- _What is asked_
Filter the entries that follow, copying every line in which the word "this" appears.

- _Data supplied_

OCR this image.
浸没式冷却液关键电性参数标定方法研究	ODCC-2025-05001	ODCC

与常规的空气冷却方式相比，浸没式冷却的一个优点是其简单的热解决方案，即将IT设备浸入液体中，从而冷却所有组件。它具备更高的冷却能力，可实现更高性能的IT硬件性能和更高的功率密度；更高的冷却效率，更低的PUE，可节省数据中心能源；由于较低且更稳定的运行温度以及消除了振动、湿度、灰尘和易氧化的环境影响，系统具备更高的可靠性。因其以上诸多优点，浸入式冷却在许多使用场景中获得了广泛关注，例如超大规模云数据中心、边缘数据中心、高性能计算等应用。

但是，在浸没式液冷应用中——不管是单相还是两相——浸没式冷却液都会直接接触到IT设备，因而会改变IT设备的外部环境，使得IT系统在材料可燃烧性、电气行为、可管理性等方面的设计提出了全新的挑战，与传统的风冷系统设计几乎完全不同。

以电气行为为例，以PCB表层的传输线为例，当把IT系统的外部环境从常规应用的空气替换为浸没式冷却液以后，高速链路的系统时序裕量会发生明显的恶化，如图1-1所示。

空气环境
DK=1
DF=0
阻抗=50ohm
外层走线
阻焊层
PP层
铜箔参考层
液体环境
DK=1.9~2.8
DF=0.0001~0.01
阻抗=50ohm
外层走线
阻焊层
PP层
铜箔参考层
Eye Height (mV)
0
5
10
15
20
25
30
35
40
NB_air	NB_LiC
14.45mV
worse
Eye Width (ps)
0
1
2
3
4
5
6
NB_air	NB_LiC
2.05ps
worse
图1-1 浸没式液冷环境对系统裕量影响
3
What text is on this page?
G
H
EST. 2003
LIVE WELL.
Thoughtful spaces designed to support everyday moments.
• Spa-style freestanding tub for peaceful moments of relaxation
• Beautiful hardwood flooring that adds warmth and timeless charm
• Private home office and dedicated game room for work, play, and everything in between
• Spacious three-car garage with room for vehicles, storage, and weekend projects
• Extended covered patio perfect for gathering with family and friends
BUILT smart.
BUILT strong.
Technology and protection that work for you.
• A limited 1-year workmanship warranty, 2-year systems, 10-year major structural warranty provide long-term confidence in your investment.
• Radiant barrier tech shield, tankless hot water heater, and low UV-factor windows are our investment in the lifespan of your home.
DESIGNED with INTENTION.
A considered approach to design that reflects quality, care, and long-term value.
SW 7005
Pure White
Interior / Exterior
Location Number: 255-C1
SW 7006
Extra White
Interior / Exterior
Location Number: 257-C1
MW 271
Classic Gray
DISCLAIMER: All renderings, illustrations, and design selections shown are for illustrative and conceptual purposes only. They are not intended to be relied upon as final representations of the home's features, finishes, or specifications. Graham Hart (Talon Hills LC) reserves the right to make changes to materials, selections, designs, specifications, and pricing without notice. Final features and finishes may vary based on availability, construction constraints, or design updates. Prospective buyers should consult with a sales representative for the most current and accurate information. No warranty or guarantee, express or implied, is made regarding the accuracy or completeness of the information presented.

- _Final result_
OCR this image.
What text is on this page?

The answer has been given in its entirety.